**Source information**
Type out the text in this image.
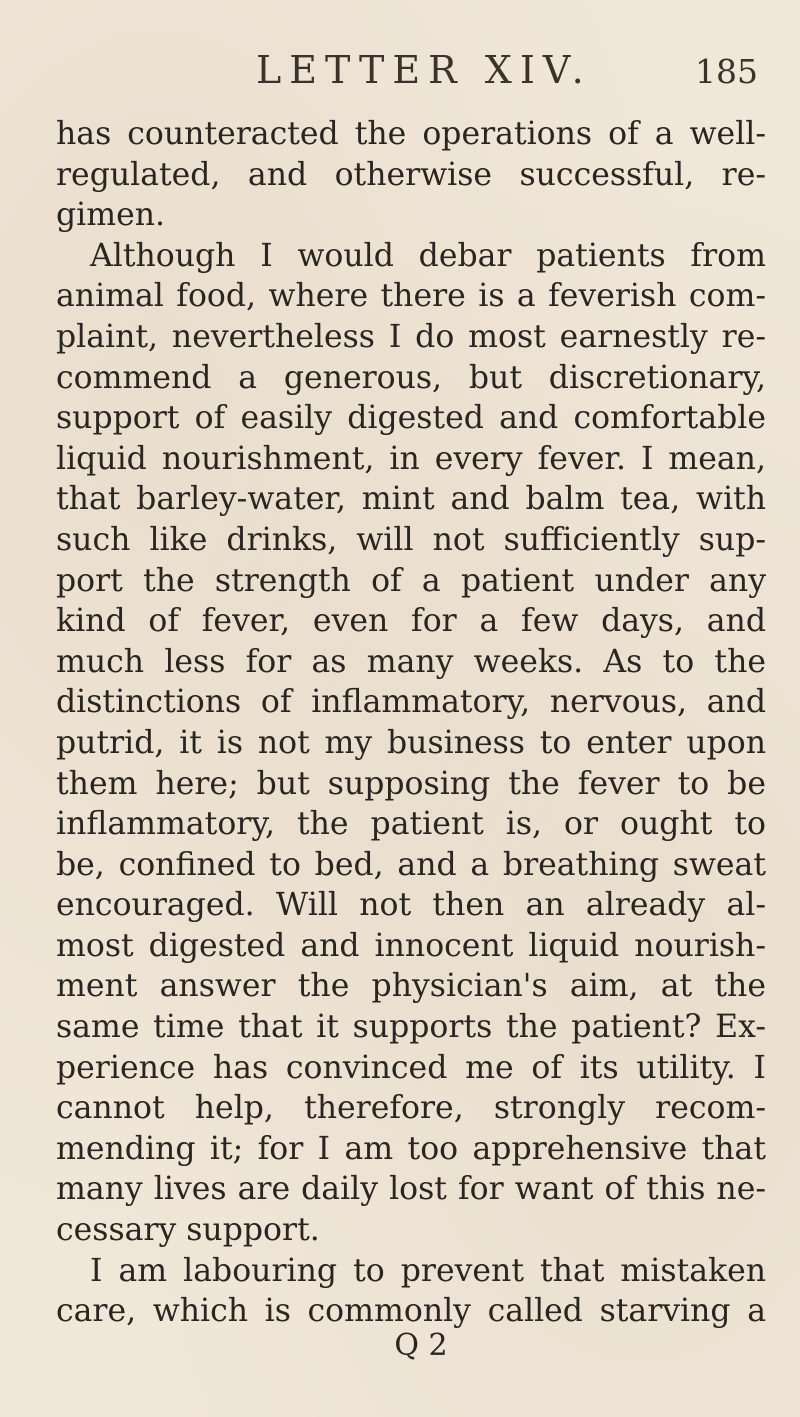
LETTER XIV.	185
has counteracted the operations of a well-
regulated, and otherwise successful, re-
gimen.
Although I would debar patients from
animal food, where there is a feverish com-
plaint, nevertheless I do most earnestly re-
commend a generous, but discretionary,
support of easily digested and comfortable
liquid nourishment, in every fever. I mean,
that barley-water, mint and balm tea, with
such like drinks, will not sufficiently sup-
port the strength of a patient under any
kind of fever, even for a few days, and
much less for as many weeks. As to the
distinctions of inflammatory, nervous, and
putrid, it is not my business to enter upon
them here; but supposing the fever to be
inflammatory, the patient is, or ought to
be, confined to bed, and a breathing sweat
encouraged. Will not then an already al-
most digested and innocent liquid nourish-
ment answer the physician's aim, at the
same time that it supports the patient? Ex-
perience has convinced me of its utility. I
cannot help, therefore, strongly recom-
mending it; for I am too apprehensive that
many lives are daily lost for want of this ne-
cessary support.
I am labouring to prevent that mistaken
care, which is commonly called starving a
Q 2
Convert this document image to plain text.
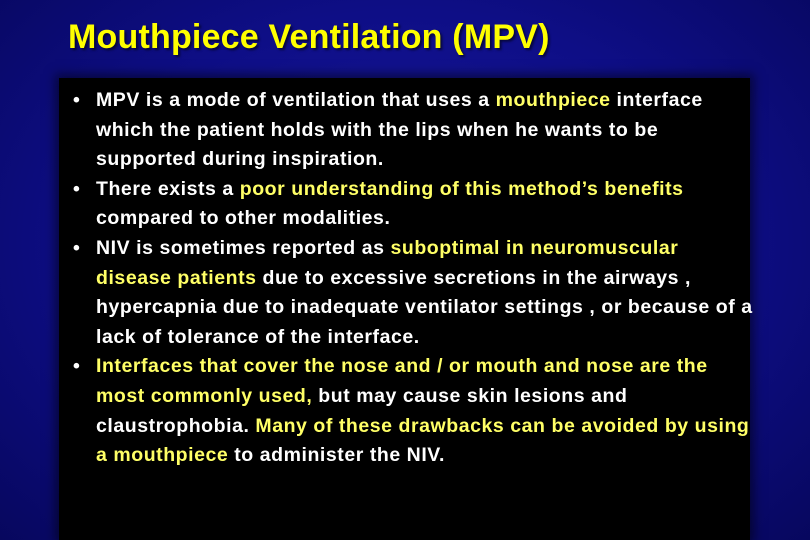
Mouthpiece Ventilation (MPV)
• MPV is a mode of ventilation that uses a mouthpiece interface which the patient holds with the lips when he wants to be supported during inspiration.
• There exists a poor understanding of this method’s benefits compared to other modalities.
• NIV is sometimes reported as suboptimal in neuromuscular disease patients due to excessive secretions in the airways , hypercapnia due to inadequate ventilator settings , or because of a lack of tolerance of the interface.
• Interfaces that cover the nose and / or mouth and nose are the most commonly used, but may cause skin lesions and claustrophobia. Many of these drawbacks can be avoided by using a mouthpiece to administer the NIV.
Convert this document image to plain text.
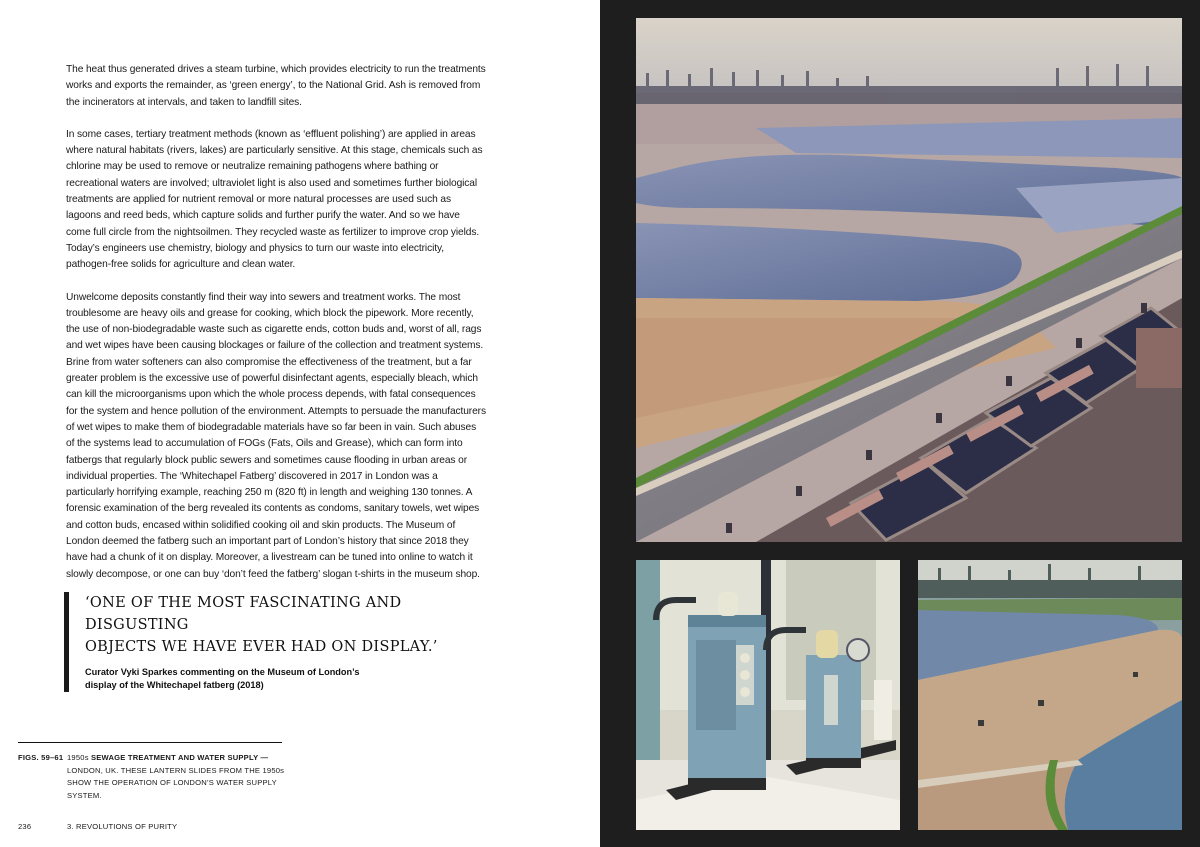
The heat thus generated drives a steam turbine, which provides electricity to run the treatments works and exports the remainder, as ‘green energy’, to the National Grid. Ash is removed from the incinerators at intervals, and taken to landfill sites.

In some cases, tertiary treatment methods (known as ‘effluent polishing’) are applied in areas where natural habitats (rivers, lakes) are particularly sensitive. At this stage, chemicals such as chlorine may be used to remove or neutralize remaining pathogens where bathing or recreational waters are involved; ultraviolet light is also used and sometimes further biological treatments are applied for nutrient removal or more natural processes are used such as lagoons and reed beds, which capture solids and further purify the water. And so we have come full circle from the nightsoilmen. They recycled waste as fertilizer to improve crop yields. Today’s engineers use chemistry, biology and physics to turn our waste into electricity, pathogen-free solids for agriculture and clean water.

Unwelcome deposits constantly find their way into sewers and treatment works. The most troublesome are heavy oils and grease for cooking, which block the pipework. More recently, the use of non-biodegradable waste such as cigarette ends, cotton buds and, worst of all, rags and wet wipes have been causing blockages or failure of the collection and treatment systems. Brine from water softeners can also compromise the effectiveness of the treatment, but a far greater problem is the excessive use of powerful disinfectant agents, especially bleach, which can kill the microorganisms upon which the whole process depends, with fatal consequences for the system and hence pollution of the environment. Attempts to persuade the manufacturers of wet wipes to make them of biodegradable materials have so far been in vain. Such abuses of the systems lead to accumulation of FOGs (Fats, Oils and Grease), which can form into fatbergs that regularly block public sewers and sometimes cause flooding in urban areas or individual properties. The ‘Whitechapel Fatberg’ discovered in 2017 in London was a particularly horrifying example, reaching 250 m (820 ft) in length and weighing 130 tonnes. A forensic examination of the berg revealed its contents as condoms, sanitary towels, wet wipes and cotton buds, encased within solidified cooking oil and skin products. The Museum of London deemed the fatberg such an important part of London’s history that since 2018 they have had a chunk of it on display. Moreover, a livestream can be tuned into online to watch it slowly decompose, or one can buy ‘don’t feed the fatberg’ slogan t-shirts in the museum shop.

‘ONE OF THE MOST FASCINATING AND DISGUSTING
OBJECTS WE HAVE EVER HAD ON DISPLAY.’

Curator Vyki Sparkes commenting on the Museum of London’s
display of the Whitechapel fatberg (2018)
FIGS. 59–61 1950s SEWAGE TREATMENT AND WATER SUPPLY —
LONDON, UK. THESE LANTERN SLIDES FROM THE 1950s
SHOW THE OPERATION OF LONDON’S WATER SUPPLY SYSTEM.
236	3. REVOLUTIONS OF PURITY
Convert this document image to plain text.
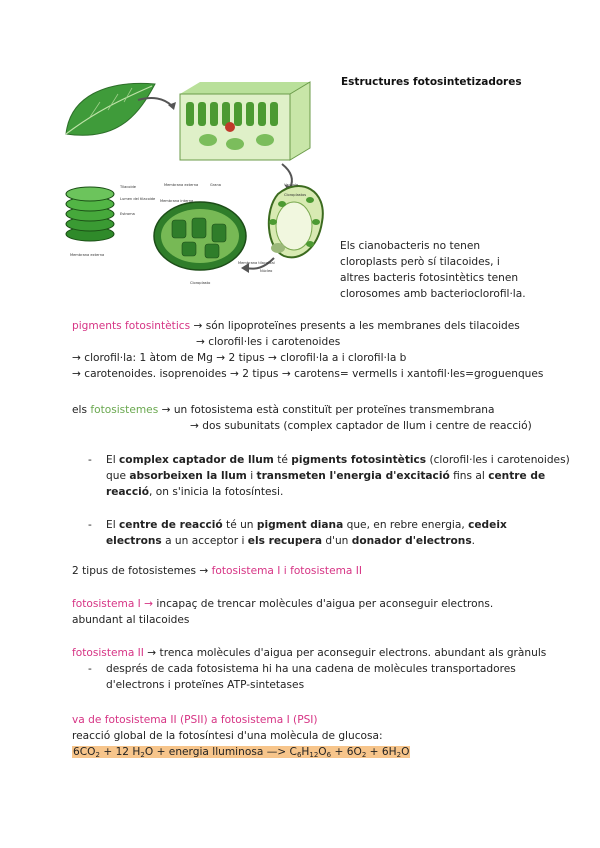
Tilacoide
Lumen del tilacoide
Estroma
Membrana externa
Membrana interna
Grana	Vacuola
Cloroplastos
Núcleo
Membrana tilacoïdal
Membrana externa
Cloroplasto
Estructures fotosintetizadores
Els cianobacteris no tenen
cloroplasts però sí tilacoides, i
altres bacteris fotosintètics tenen
clorosomes amb bacterioclorofil·la.
pigments fotosintètics → són lipoproteïnes presents a les membranes dels tilacoides
→ clorofil·les i carotenoides
→ clorofil·la: 1 àtom de Mg → 2 tipus → clorofil·la a i clorofil·la b
→ carotenoides. isoprenoides → 2 tipus → carotens= vermells i xantofil·les=groguenques
els fotosistemes → un fotosistema està constituït per proteïnes transmembrana
→ dos subunitats (complex captador de llum i centre de reacció)
- El complex captador de llum té pigments fotosintètics (clorofil·les i carotenoides)
que absorbeixen la llum i transmeten l'energia d'excitació fins al centre de
reacció, on s'inicia la fotosíntesi.
- El centre de reacció té un pigment diana que, en rebre energia, cedeix
electrons a un acceptor i els recupera d'un donador d'electrons.
2 tipus de fotosistemes → fotosistema I i fotosistema II
fotosistema I → incapaç de trencar molècules d'aigua per aconseguir electrons.
abundant al tilacoides
fotosistema II → trenca molècules d'aigua per aconseguir electrons. abundant als grànuls
- després de cada fotosistema hi ha una cadena de molècules transportadores
d'electrons i proteïnes ATP-sintetases
va de fotosistema II (PSII) a fotosistema I (PSI)
reacció global de la fotosíntesi d'una molècula de glucosa:
$6CO_2 + 12$ $H_2O$ + energia lluminosa —> $C_6H_{12}O_6 + 6O_2 + 6H_2O$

**Exercise**
Leave out the pictures and give the rest of the records again exactly.

**Result for this task**
Type out the text in this image.
LETTER XIV.	185
has counteracted the operations of a well-
regulated, and otherwise successful, re-
gimen.
Although I would debar patients from
animal food, where there is a feverish com-
plaint, nevertheless I do most earnestly re-
commend a generous, but discretionary,
support of easily digested and comfortable
liquid nourishment, in every fever. I mean,
that barley-water, mint and balm tea, with
such like drinks, will not sufficiently sup-
port the strength of a patient under any
kind of fever, even for a few days, and
much less for as many weeks. As to the
distinctions of inflammatory, nervous, and
putrid, it is not my business to enter upon
them here; but supposing the fever to be
inflammatory, the patient is, or ought to
be, confined to bed, and a breathing sweat
encouraged. Will not then an already al-
most digested and innocent liquid nourish-
ment answer the physician's aim, at the
same time that it supports the patient? Ex-
perience has convinced me of its utility. I
cannot help, therefore, strongly recom-
mending it; for I am too apprehensive that
many lives are daily lost for want of this ne-
cessary support.
I am labouring to prevent that mistaken
care, which is commonly called starving a
Q 2
Convert this document image to plain text.
Mouthpiece Ventilation (MPV)
• MPV is a mode of ventilation that uses a mouthpiece interface which the patient holds with the lips when he wants to be supported during inspiration.
• There exists a poor understanding of this method’s benefits compared to other modalities.
• NIV is sometimes reported as suboptimal in neuromuscular disease patients due to excessive secretions in the airways , hypercapnia due to inadequate ventilator settings , or because of a lack of tolerance of the interface.
• Interfaces that cover the nose and / or mouth and nose are the most commonly used, but may cause skin lesions and claustrophobia. Many of these drawbacks can be avoided by using a mouthpiece to administer the NIV.
Convert this document image to plain text.
The heat thus generated drives a steam turbine, which provides electricity to run the treatments works and exports the remainder, as ‘green energy’, to the National Grid. Ash is removed from the incinerators at intervals, and taken to landfill sites.

In some cases, tertiary treatment methods (known as ‘effluent polishing’) are applied in areas where natural habitats (rivers, lakes) are particularly sensitive. At this stage, chemicals such as chlorine may be used to remove or neutralize remaining pathogens where bathing or recreational waters are involved; ultraviolet light is also used and sometimes further biological treatments are applied for nutrient removal or more natural processes are used such as lagoons and reed beds, which capture solids and further purify the water. And so we have come full circle from the nightsoilmen. They recycled waste as fertilizer to improve crop yields. Today’s engineers use chemistry, biology and physics to turn our waste into electricity, pathogen-free solids for agriculture and clean water.

Unwelcome deposits constantly find their way into sewers and treatment works. The most troublesome are heavy oils and grease for cooking, which block the pipework. More recently, the use of non-biodegradable waste such as cigarette ends, cotton buds and, worst of all, rags and wet wipes have been causing blockages or failure of the collection and treatment systems. Brine from water softeners can also compromise the effectiveness of the treatment, but a far greater problem is the excessive use of powerful disinfectant agents, especially bleach, which can kill the microorganisms upon which the whole process depends, with fatal consequences for the system and hence pollution of the environment. Attempts to persuade the manufacturers of wet wipes to make them of biodegradable materials have so far been in vain. Such abuses of the systems lead to accumulation of FOGs (Fats, Oils and Grease), which can form into fatbergs that regularly block public sewers and sometimes cause flooding in urban areas or individual properties. The ‘Whitechapel Fatberg’ discovered in 2017 in London was a particularly horrifying example, reaching 250 m (820 ft) in length and weighing 130 tonnes. A forensic examination of the berg revealed its contents as condoms, sanitary towels, wet wipes and cotton buds, encased within solidified cooking oil and skin products. The Museum of London deemed the fatberg such an important part of London’s history that since 2018 they have had a chunk of it on display. Moreover, a livestream can be tuned into online to watch it slowly decompose, or one can buy ‘don’t feed the fatberg’ slogan t-shirts in the museum shop.

‘ONE OF THE MOST FASCINATING AND DISGUSTING
OBJECTS WE HAVE EVER HAD ON DISPLAY.’

Curator Vyki Sparkes commenting on the Museum of London’s
display of the Whitechapel fatberg (2018)
FIGS. 59–61 1950s SEWAGE TREATMENT AND WATER SUPPLY —
LONDON, UK. THESE LANTERN SLIDES FROM THE 1950s
SHOW THE OPERATION OF LONDON’S WATER SUPPLY SYSTEM.
236	3. REVOLUTIONS OF PURITY
Convert this document image to plain text.
Tilacoide
Lumen del tilacoide
Estroma
Membrana externa
Membrana interna
Grana	Vacuola
Cloroplastos
Núcleo
Membrana tilacoïdal
Membrana externa
Cloroplasto
Estructures fotosintetizadores
Els cianobacteris no tenen
cloroplasts però sí tilacoides, i
altres bacteris fotosintètics tenen
clorosomes amb bacterioclorofil·la.
pigments fotosintètics → són lipoproteïnes presents a les membranes dels tilacoides
→ clorofil·les i carotenoides
→ clorofil·la: 1 àtom de Mg → 2 tipus → clorofil·la a i clorofil·la b
→ carotenoides. isoprenoides → 2 tipus → carotens= vermells i xantofil·les=groguenques
els fotosistemes → un fotosistema està constituït per proteïnes transmembrana
→ dos subunitats (complex captador de llum i centre de reacció)
- El complex captador de llum té pigments fotosintètics (clorofil·les i carotenoides)
que absorbeixen la llum i transmeten l'energia d'excitació fins al centre de
reacció, on s'inicia la fotosíntesi.
- El centre de reacció té un pigment diana que, en rebre energia, cedeix
electrons a un acceptor i els recupera d'un donador d'electrons.
2 tipus de fotosistemes → fotosistema I i fotosistema II
fotosistema I → incapaç de trencar molècules d'aigua per aconseguir electrons.
abundant al tilacoides
fotosistema II → trenca molècules d'aigua per aconseguir electrons. abundant als grànuls
- després de cada fotosistema hi ha una cadena de molècules transportadores
d'electrons i proteïnes ATP-sintetases
va de fotosistema II (PSII) a fotosistema I (PSI)
reacció global de la fotosíntesi d'una molècula de glucosa:
$6CO_2 + 12$ $H_2O$ + energia lluminosa —> $C_6H_{12}O_6 + 6O_2 + 6H_2O$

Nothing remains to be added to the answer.